EXERCISE DETAILS: Can you copy out the data exactly? Leave the images out.

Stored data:
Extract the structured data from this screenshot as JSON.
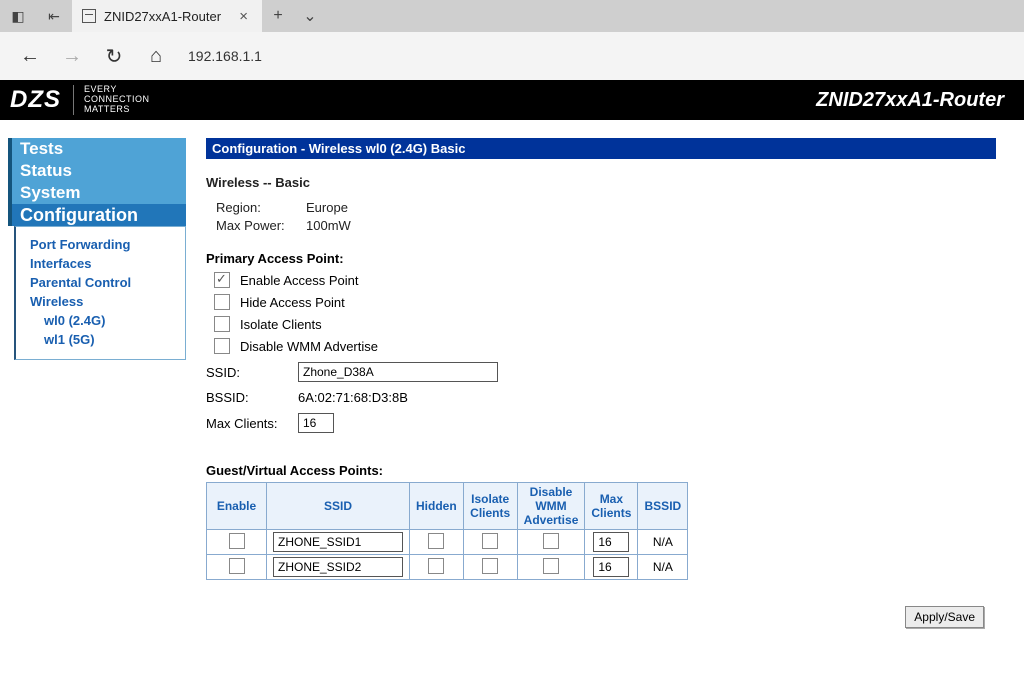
{
  "browser": {
    "tab_title": "ZNID27xxA1-Router",
    "address": "192.168.1.1"
  },
  "header": {
    "logo": "DZS",
    "tagline1": "EVERY",
    "tagline2": "CONNECTION",
    "tagline3": "MATTERS",
    "device": "ZNID27xxA1-Router"
  },
  "sidebar": {
    "tests": "Tests",
    "status": "Status",
    "system": "System",
    "configuration": "Configuration",
    "port_forwarding": "Port Forwarding",
    "interfaces": "Interfaces",
    "parental": "Parental Control",
    "wireless": "Wireless",
    "wl0": "wl0 (2.4G)",
    "wl1": "wl1 (5G)"
  },
  "page": {
    "title": "Configuration - Wireless wl0 (2.4G) Basic",
    "section": "Wireless -- Basic",
    "region_label": "Region:",
    "region_value": "Europe",
    "maxpower_label": "Max Power:",
    "maxpower_value": "100mW",
    "primary_head": "Primary Access Point:",
    "enable_ap": "Enable Access Point",
    "hide_ap": "Hide Access Point",
    "isolate": "Isolate Clients",
    "disable_wmm": "Disable WMM Advertise",
    "ssid_label": "SSID:",
    "ssid_value": "Zhone_D38A",
    "bssid_label": "BSSID:",
    "bssid_value": "6A:02:71:68:D3:8B",
    "maxclients_label": "Max Clients:",
    "maxclients_value": "16",
    "guest_head": "Guest/Virtual Access Points:",
    "guest_cols": {
      "enable": "Enable",
      "ssid": "SSID",
      "hidden": "Hidden",
      "isolate": "Isolate Clients",
      "wmm": "Disable WMM Advertise",
      "max": "Max Clients",
      "bssid": "BSSID"
    },
    "guest_rows": [
      {
        "ssid": "ZHONE_SSID1",
        "max": "16",
        "bssid": "N/A"
      },
      {
        "ssid": "ZHONE_SSID2",
        "max": "16",
        "bssid": "N/A"
      }
    ],
    "apply": "Apply/Save"
  }
}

FINISHED TASK:
Extract the structured data from this screenshot as JSON.
{
  "browser": {
    "tab_title": "ZNID27xxA1-Router",
    "address": "192.168.1.1"
  },
  "header": {
    "logo": "DZS",
    "tagline1": "EVERY",
    "tagline2": "CONNECTION",
    "tagline3": "MATTERS",
    "device": "ZNID27xxA1-Router"
  },
  "sidebar": {
    "tests": "Tests",
    "status": "Status",
    "system": "System",
    "configuration": "Configuration",
    "port_forwarding": "Port Forwarding",
    "interfaces": "Interfaces",
    "parental": "Parental Control",
    "wireless": "Wireless",
    "wl0": "wl0 (2.4G)",
    "wl1": "wl1 (5G)"
  },
  "page": {
    "title": "Configuration - Wireless wl0 (2.4G) Basic",
    "section": "Wireless -- Basic",
    "region_label": "Region:",
    "region_value": "Europe",
    "maxpower_label": "Max Power:",
    "maxpower_value": "100mW",
    "primary_head": "Primary Access Point:",
    "enable_ap": "Enable Access Point",
    "hide_ap": "Hide Access Point",
    "isolate": "Isolate Clients",
    "disable_wmm": "Disable WMM Advertise",
    "ssid_label": "SSID:",
    "ssid_value": "Zhone_D38A",
    "bssid_label": "BSSID:",
    "bssid_value": "6A:02:71:68:D3:8B",
    "maxclients_label": "Max Clients:",
    "maxclients_value": "16",
    "guest_head": "Guest/Virtual Access Points:",
    "guest_cols": {
      "enable": "Enable",
      "ssid": "SSID",
      "hidden": "Hidden",
      "isolate": "Isolate Clients",
      "wmm": "Disable WMM Advertise",
      "max": "Max Clients",
      "bssid": "BSSID"
    },
    "guest_rows": [
      {
        "ssid": "ZHONE_SSID1",
        "max": "16",
        "bssid": "N/A"
      },
      {
        "ssid": "ZHONE_SSID2",
        "max": "16",
        "bssid": "N/A"
      }
    ],
    "apply": "Apply/Save"
  }
}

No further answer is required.